Viviendo los tiempos que nos ha tocado vivir, en los que la realidad cotidiana ha demostrado con creces que su potencial acongojante excede en mucho al de la ficción, y teniendo en cuenta lo saturado que está el redil de las películas de terror, tiene su mérito que de vez en cuando, salga un estreno capaz de triunfar en sus aspiraciones de espanta-plateas; el problema estriba en que lo estremecedor de La Morada del Mal no es su historia, ni la truculencia videoclipera de su puesta en escena, sino los datos que la rodean. A saber: que se basa en una novelucha de enorme éxito mediático con anodina adaptación para la gran pantalla a cargo de Stuart Rosenberg en 1979, que el inefable Michael Bay, a través de su compañía Platinum Dunes, se encuentra detrás de la producción, y lo más preocupante de todo, que viene de conquistar el número uno en la eternamente joven taquilla americana.

> [DATOS PROPORCIONADOS]:
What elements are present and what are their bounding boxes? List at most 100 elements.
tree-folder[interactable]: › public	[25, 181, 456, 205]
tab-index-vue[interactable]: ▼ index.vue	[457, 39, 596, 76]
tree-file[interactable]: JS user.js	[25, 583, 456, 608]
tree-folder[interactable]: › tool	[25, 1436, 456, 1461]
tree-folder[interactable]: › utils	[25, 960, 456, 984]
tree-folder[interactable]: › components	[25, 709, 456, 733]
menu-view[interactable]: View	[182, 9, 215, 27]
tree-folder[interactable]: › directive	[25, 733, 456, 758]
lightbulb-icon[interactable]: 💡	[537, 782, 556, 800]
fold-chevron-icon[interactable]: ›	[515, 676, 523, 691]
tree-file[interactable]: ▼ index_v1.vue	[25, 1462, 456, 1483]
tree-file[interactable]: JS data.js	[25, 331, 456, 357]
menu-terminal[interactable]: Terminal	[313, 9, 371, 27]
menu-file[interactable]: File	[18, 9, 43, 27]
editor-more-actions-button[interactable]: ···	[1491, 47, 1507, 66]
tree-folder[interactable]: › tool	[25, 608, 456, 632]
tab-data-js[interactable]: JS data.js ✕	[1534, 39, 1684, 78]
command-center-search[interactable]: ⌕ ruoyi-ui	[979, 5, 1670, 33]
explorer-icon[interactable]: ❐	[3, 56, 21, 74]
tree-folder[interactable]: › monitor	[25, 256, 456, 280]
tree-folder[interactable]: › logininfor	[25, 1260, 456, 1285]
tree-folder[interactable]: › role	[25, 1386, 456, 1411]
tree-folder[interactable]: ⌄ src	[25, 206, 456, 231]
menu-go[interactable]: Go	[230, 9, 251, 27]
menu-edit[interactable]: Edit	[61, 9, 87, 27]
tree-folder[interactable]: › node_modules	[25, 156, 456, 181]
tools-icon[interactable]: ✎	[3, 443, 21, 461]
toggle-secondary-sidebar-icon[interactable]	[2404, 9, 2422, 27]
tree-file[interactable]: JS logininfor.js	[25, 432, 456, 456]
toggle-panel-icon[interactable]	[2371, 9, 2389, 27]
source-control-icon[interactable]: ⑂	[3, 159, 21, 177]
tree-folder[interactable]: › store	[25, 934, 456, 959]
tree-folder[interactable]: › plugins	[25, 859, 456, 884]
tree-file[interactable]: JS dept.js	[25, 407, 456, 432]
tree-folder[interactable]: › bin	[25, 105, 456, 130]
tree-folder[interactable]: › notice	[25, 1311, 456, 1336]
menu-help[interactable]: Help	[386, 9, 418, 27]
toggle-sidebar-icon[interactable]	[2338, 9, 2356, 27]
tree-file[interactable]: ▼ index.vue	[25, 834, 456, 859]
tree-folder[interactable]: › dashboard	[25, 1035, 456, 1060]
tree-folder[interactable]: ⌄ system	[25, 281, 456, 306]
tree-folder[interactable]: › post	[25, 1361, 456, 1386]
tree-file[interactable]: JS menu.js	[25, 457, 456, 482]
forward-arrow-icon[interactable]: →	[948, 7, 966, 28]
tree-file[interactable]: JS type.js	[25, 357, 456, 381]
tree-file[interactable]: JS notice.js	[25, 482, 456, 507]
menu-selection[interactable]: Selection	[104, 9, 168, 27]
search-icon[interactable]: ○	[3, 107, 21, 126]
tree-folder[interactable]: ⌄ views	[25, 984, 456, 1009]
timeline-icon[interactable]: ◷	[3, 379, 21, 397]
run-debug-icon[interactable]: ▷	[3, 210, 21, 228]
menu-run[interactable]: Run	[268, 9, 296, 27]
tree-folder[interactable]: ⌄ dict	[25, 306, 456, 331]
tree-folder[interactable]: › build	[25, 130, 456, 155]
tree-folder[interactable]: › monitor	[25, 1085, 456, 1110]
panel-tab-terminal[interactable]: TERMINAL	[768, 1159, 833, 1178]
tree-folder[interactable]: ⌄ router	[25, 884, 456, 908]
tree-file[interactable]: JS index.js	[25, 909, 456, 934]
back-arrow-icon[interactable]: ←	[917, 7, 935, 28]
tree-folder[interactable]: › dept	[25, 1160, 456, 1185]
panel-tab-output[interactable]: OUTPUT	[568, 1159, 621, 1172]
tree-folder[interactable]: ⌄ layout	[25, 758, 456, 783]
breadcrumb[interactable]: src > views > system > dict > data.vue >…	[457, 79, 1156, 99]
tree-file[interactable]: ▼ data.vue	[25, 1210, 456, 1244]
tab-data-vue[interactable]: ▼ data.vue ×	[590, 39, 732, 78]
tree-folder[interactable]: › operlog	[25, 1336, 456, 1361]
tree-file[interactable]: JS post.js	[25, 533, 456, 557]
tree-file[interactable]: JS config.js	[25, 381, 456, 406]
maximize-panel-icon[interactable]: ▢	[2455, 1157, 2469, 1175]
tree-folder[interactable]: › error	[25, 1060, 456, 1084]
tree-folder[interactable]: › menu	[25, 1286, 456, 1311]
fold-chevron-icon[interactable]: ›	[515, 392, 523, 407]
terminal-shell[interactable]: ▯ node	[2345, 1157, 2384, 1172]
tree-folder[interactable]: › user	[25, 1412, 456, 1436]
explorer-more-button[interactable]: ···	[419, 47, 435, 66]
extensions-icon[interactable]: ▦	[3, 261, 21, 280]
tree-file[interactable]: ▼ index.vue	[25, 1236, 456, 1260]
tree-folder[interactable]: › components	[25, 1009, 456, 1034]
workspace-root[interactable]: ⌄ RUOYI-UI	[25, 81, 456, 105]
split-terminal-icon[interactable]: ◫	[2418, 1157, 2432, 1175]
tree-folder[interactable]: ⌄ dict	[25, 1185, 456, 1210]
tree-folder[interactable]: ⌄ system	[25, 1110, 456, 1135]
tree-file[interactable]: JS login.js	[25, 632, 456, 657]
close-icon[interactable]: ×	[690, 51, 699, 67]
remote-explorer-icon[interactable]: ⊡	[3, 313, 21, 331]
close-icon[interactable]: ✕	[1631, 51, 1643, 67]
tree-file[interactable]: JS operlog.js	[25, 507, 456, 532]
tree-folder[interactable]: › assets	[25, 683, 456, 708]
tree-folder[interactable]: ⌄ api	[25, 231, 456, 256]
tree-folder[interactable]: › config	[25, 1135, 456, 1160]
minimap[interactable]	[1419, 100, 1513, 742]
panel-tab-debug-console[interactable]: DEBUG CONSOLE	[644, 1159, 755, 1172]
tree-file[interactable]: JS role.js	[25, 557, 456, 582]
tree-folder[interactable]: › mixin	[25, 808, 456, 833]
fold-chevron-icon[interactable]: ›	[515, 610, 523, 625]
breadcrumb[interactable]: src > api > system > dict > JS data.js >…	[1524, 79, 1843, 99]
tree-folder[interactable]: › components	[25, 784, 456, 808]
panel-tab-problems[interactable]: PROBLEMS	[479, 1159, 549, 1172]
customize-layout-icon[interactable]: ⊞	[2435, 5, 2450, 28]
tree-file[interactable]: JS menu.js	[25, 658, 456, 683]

> [EJERCICIO 1]: En la reseña de La Morada del Mal, ¿con qué compañía está Michael Bay detrás de la producción?
> [EJERCICIO 2]: Según la reseña de La Morada del Mal, lo estremecedor de la película no es su historia ni su puesta en escena. ¿Qué es entonces y por qué? Responde en una a tres oraciones.

> [SOLUCIÓN 1]: Con su compañía Platinum Dunes.

> [SOLUCIÓN 2]: Lo estremecedor son los datos que rodean a la película. Se basa en una novelucha de enorme éxito mediático que ya tuvo una adaptación anodina de Stuart Rosenberg en 1979, y Michael Bay está detrás de la producción con Platinum Dunes. Lo más preocupante es que llegó al número uno en la taquilla americana.